(Dataset items)
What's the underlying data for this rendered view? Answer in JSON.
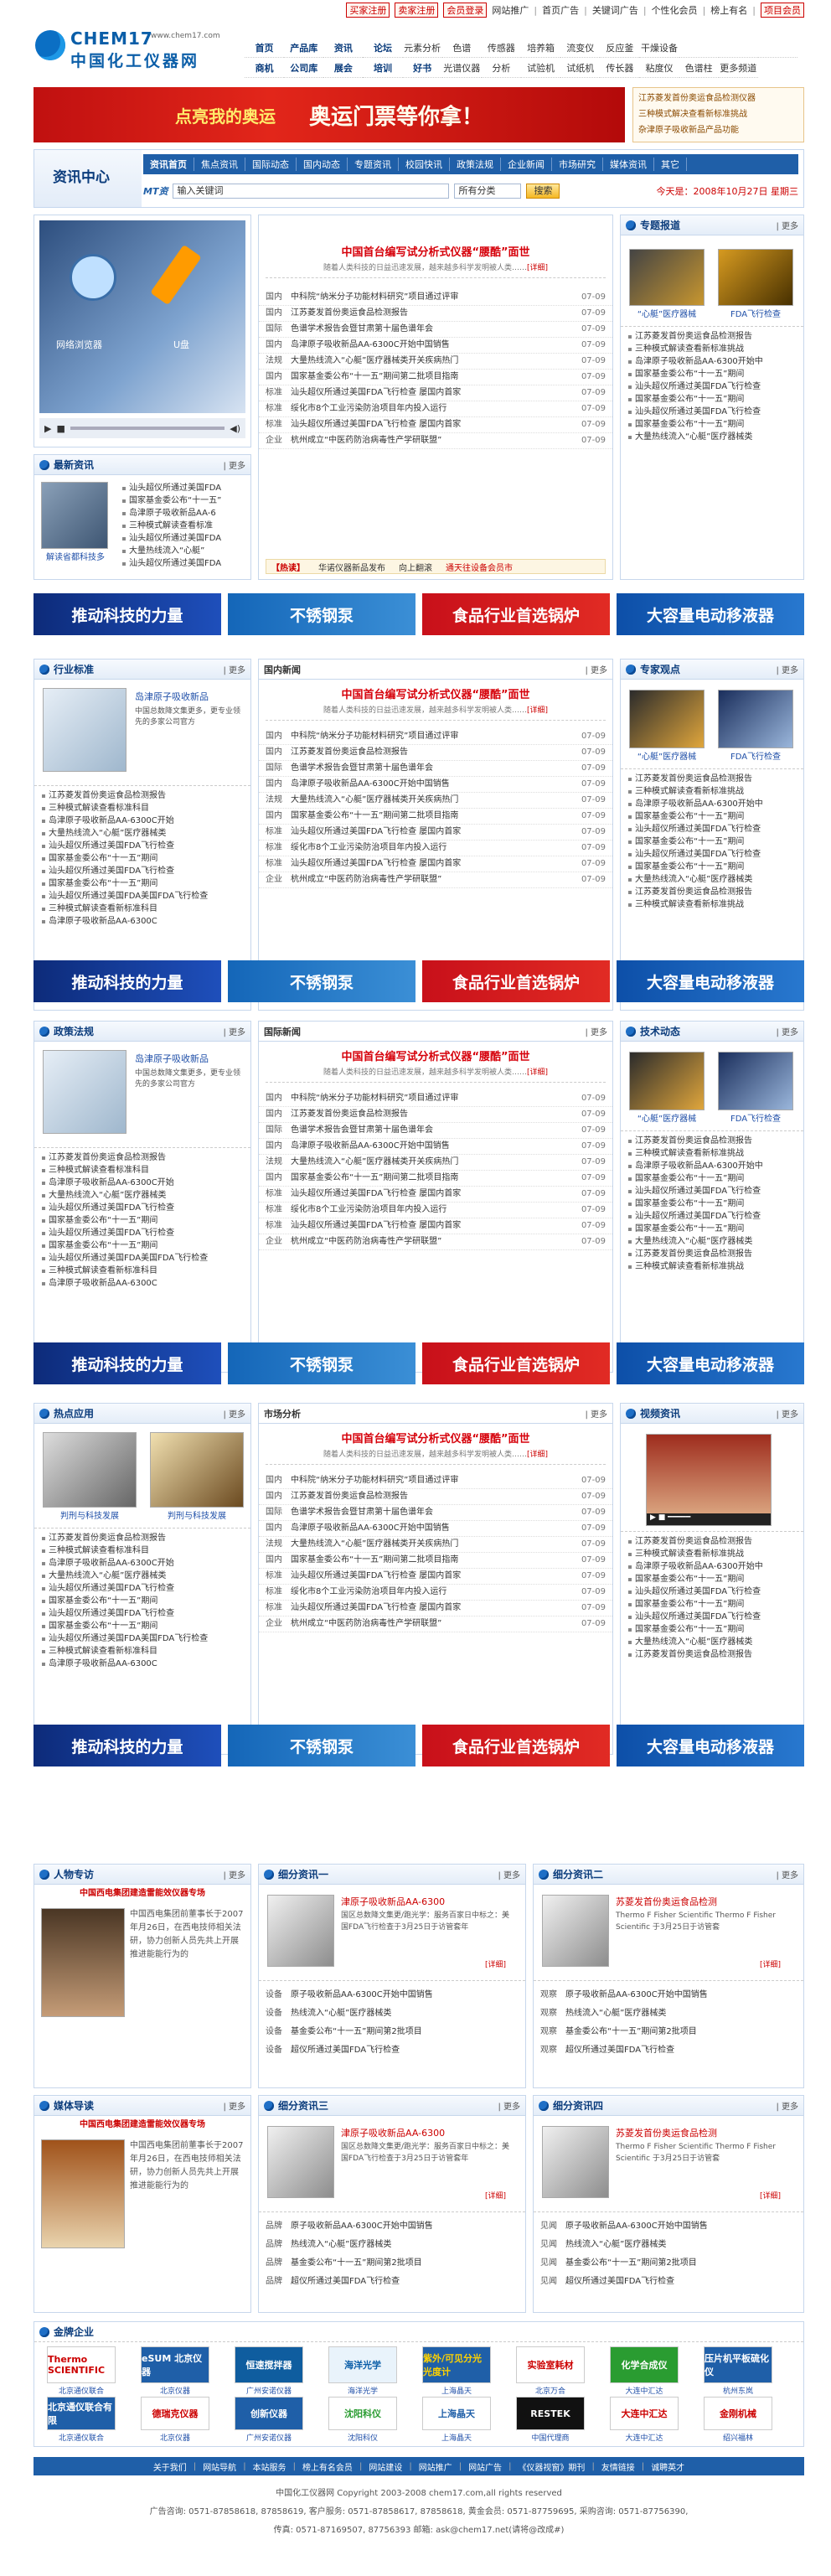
{
  "topbar": {
    "links": [
      "买家注册",
      "卖家注册",
      "会员登录",
      "网站推广",
      "首页广告",
      "关键词广告",
      "个性化会员",
      "榜上有名",
      "项目会员"
    ]
  },
  "header": {
    "logo_line1": "CHEM17",
    "logo_line2": "中国化工仪器网",
    "logo_tag": "www.chem17.com",
    "nav": [
      "首页",
      "产品库",
      "资讯",
      "论坛",
      "元素分析",
      "色谱",
      "传感器",
      "培养箱",
      "流变仪",
      "反应釜",
      "干燥设备",
      "商机",
      "公司库",
      "展会",
      "培训",
      "好书",
      "光谱仪器",
      "分析",
      "试验机",
      "试纸机",
      "传长器",
      "粘度仪",
      "色谱柱",
      "更多频道"
    ]
  },
  "banner": {
    "text_left": "点亮我的奥运",
    "text_main": "奥运门票等你拿！",
    "right": [
      "江苏菱发首份奥运食品检测仪器",
      "三种模式解决查看新标准挑战",
      "杂津原子吸收新品产品功能"
    ]
  },
  "news_center": {
    "title": "资讯中心",
    "tabs": [
      "资讯首页",
      "焦点资讯",
      "国际动态",
      "国内动态",
      "专题资讯",
      "校园快讯",
      "政策法规",
      "企业新闻",
      "市场研究",
      "媒体资讯",
      "其它"
    ],
    "search_label": "MT资",
    "search_placeholder": "输入关键词",
    "search_scope": "所有分类",
    "search_button": "搜索",
    "date": "今天是：2008年10月27日 星期三"
  },
  "slider": {
    "items": [
      "网络浏览器",
      "U盘"
    ]
  },
  "headline": {
    "title": "中国首台编写试分析式仪器“腰酷”面世",
    "sub": "随着人类科技的日益迅速发展，越来越多科学发明被人类……",
    "detail": "[详细]"
  },
  "news_rows": [
    {
      "c": "国内",
      "t": "中科院“纳米分子功能材料研究”项目通过评审",
      "d": "07-09"
    },
    {
      "c": "国内",
      "t": "江苏菱发首份奥运食品检测报告",
      "d": "07-09"
    },
    {
      "c": "国际",
      "t": "色谱学术报告会暨甘肃第十届色谱年会",
      "d": "07-09"
    },
    {
      "c": "国内",
      "t": "岛津原子吸收新品AA-6300C开始中国销售",
      "d": "07-09"
    },
    {
      "c": "法规",
      "t": "大量热线流入“心艇”医疗器械类开关疾病热门",
      "d": "07-09"
    },
    {
      "c": "国内",
      "t": "国家基金委公布“十一五”期间第二批项目指南",
      "d": "07-09"
    },
    {
      "c": "标准",
      "t": "汕头超仪所通过美国FDA飞行检查  屡国内首家",
      "d": "07-09"
    },
    {
      "c": "标准",
      "t": "绥化市8个工业污染防治项目年内投入运行",
      "d": "07-09"
    },
    {
      "c": "标准",
      "t": "汕头超仪所通过美国FDA飞行检查 屡国内首家",
      "d": "07-09"
    },
    {
      "c": "企业",
      "t": "杭州成立“中医药防治病毒性产学研联盟”",
      "d": "07-09"
    }
  ],
  "hot_bar": {
    "label": "【热读】",
    "items": [
      "华诺仪器新品发布",
      "向上翻滚",
      "通天往设备会员市"
    ]
  },
  "latest": {
    "title": "最新资讯",
    "cap": "解读省都科技多",
    "items": [
      "汕头超仪所通过美国FDA",
      "国家基金委公布“十一五”",
      "岛津原子吸收新品AA-6",
      "三种模式解读查看标准",
      "汕头超仪所通过美国FDA",
      "大量热线流入“心艇”",
      "汕头超仪所通过美国FDA"
    ]
  },
  "special": {
    "title": "专题报道",
    "caps": [
      "“心艇”医疗器械",
      "FDA飞行检查"
    ],
    "items": [
      "江苏菱发首份奥运食品检测报告",
      "三种模式解读查看新标准挑战",
      "岛津原子吸收新品AA-6300开始中",
      "国家基金委公布“十一五”期间",
      "汕头超仪所通过美国FDA飞行检查",
      "国家基金委公布“十一五”期间",
      "汕头超仪所通过美国FDA飞行检查",
      "国家基金委公布“十一五”期间",
      "大量热线流入“心艇”医疗器械类"
    ]
  },
  "ads": {
    "a": "推动科技的力量",
    "b": "不锈钢泵",
    "c": "食品行业首选锅炉",
    "d": "大容量电动移液器"
  },
  "sections": [
    {
      "left": "行业标准",
      "mid": "国内新闻",
      "right": "专家观点",
      "lcap": "岛津原子吸收新品",
      "ldesc": "中国总数降文集更多，更专业领先的多家公司官方",
      "rcaps": [
        "“心艇”医疗器械",
        "FDA飞行检查"
      ]
    },
    {
      "left": "政策法规",
      "mid": "国际新闻",
      "right": "技术动态",
      "lcap": "岛津原子吸收新品",
      "ldesc": "中国总数降文集更多，更专业领先的多家公司官方",
      "rcaps": [
        "“心艇”医疗器械",
        "FDA飞行检查"
      ]
    },
    {
      "left": "热点应用",
      "mid": "市场分析",
      "right": "视频资讯",
      "lcap": "判刑与科技发展",
      "ldesc": "",
      "rcaps": []
    }
  ],
  "side_list": [
    "江苏菱发首份奥运食品检测报告",
    "三种模式解读查看标准科目",
    "岛津原子吸收新品AA-6300C开始",
    "大量热线流入“心艇”医疗器械类",
    "汕头超仪所通过美国FDA飞行检查",
    "国家基金委公布“十一五”期间",
    "汕头超仪所通过美国FDA飞行检查",
    "国家基金委公布“十一五”期间",
    "汕头超仪所通过美国FDA美国FDA飞行检查",
    "三种模式解读查看新标准科目",
    "岛津原子吸收新品AA-6300C"
  ],
  "bottom": {
    "people": {
      "title": "人物专访",
      "sub": "中国西电集团建造雷能效仪器专场",
      "text": "中国西电集团前董事长于2007年月26日，在西电技师相关法研，协力创新人员先共上开展推进能能行为的"
    },
    "media": {
      "title": "媒体导读",
      "sub": "中国西电集团建造雷能效仪器专场",
      "text": "中国西电集团前董事长于2007年月26日，在西电技师相关法研，协力创新人员先共上开展推进能能行为的"
    },
    "s1": {
      "title": "细分资讯一",
      "head": "津原子吸收新品AA-6300",
      "body": "国区总数降文集更/跑光学：服务百家日中标之：美国FDA飞行检查于3月25日于访管套年",
      "detail": "[详细]",
      "rows": [
        {
          "c": "设备",
          "t": "原子吸收新品AA-6300C开始中国销售"
        },
        {
          "c": "设备",
          "t": "热线流入“心艇”医疗器械类"
        },
        {
          "c": "设备",
          "t": "基金委公布“十一五”期间第2批项目"
        },
        {
          "c": "设备",
          "t": "超仪所通过美国FDA飞行检查"
        }
      ]
    },
    "s2": {
      "title": "细分资讯二",
      "head": "苏菱发首份奥运食品检测",
      "body": "Thermo F Fisher Scientific Thermo F Fisher Scientific 于3月25日于访管套",
      "detail": "[详细]",
      "rows": [
        {
          "c": "观察",
          "t": "原子吸收新品AA-6300C开始中国销售"
        },
        {
          "c": "观察",
          "t": "热线流入“心艇”医疗器械类"
        },
        {
          "c": "观察",
          "t": "基金委公布“十一五”期间第2批项目"
        },
        {
          "c": "观察",
          "t": "超仪所通过美国FDA飞行检查"
        }
      ]
    },
    "s3": {
      "title": "细分资讯三",
      "head": "津原子吸收新品AA-6300",
      "body": "国区总数降文集更/跑光学：服务百家日中标之：美国FDA飞行检查于3月25日于访管套年",
      "detail": "[详细]",
      "rows": [
        {
          "c": "品牌",
          "t": "原子吸收新品AA-6300C开始中国销售"
        },
        {
          "c": "品牌",
          "t": "热线流入“心艇”医疗器械类"
        },
        {
          "c": "品牌",
          "t": "基金委公布“十一五”期间第2批项目"
        },
        {
          "c": "品牌",
          "t": "超仪所通过美国FDA飞行检查"
        }
      ]
    },
    "s4": {
      "title": "细分资讯四",
      "head": "苏菱发首份奥运食品检测",
      "body": "Thermo F Fisher Scientific Thermo F Fisher Scientific 于3月25日于访管套",
      "detail": "[详细]",
      "rows": [
        {
          "c": "见闻",
          "t": "原子吸收新品AA-6300C开始中国销售"
        },
        {
          "c": "见闻",
          "t": "热线流入“心艇”医疗器械类"
        },
        {
          "c": "见闻",
          "t": "基金委公布“十一五”期间第2批项目"
        },
        {
          "c": "见闻",
          "t": "超仪所通过美国FDA飞行检查"
        }
      ]
    }
  },
  "gold": {
    "title": "金牌企业",
    "row1": [
      "Thermo SCIENTIFIC",
      "eSUM 北京仪器",
      "恒速搅拌器",
      "海洋光学",
      "紫外/可见分光光度计",
      "实验室耗材",
      "化学合成仪",
      "压片机平板硫化仪"
    ],
    "cap1": [
      "北京通仪联合",
      "北京仪器",
      "广州安诺仪器",
      "海洋光学",
      "上海晶天",
      "北京万合",
      "大连中汇达",
      "杭州东岚"
    ],
    "row2": [
      "北京通仪联合有限",
      "德瑞克仪器",
      "创新仪器",
      "沈阳科仪",
      "上海晶天",
      "RESTEK",
      "大连中汇达",
      "金刚机械"
    ],
    "cap2": [
      "北京通仪联合",
      "北京仪器",
      "广州安诺仪器",
      "沈阳科仪",
      "上海晶天",
      "中国代理商",
      "大连中汇达",
      "绍兴福林"
    ]
  },
  "footer": {
    "nav": [
      "关于我们",
      "网站导航",
      "本站服务",
      "榜上有名会员",
      "网站建设",
      "网站推广",
      "网站广告",
      "《仪器视窗》期刊",
      "友情链接",
      "诚聘英才"
    ],
    "copyright": "中国化工仪器网    Copyright 2003-2008 chem17.com,all rights reserved",
    "line1": "广告咨询: 0571-87858618, 87858619, 客户服务: 0571-87858617, 87858618, 黄金会员: 0571-87759695, 采购咨询: 0571-87756390,",
    "line2": "传真: 0571-87169507, 87756393 邮箱: ask@chem17.net(请将@改成#)"
  }
}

Exercise details: Count each line of the data where the word "江苏菱发首份奥运食品检测报告" appears, then reply with the total only.

Task solution: 3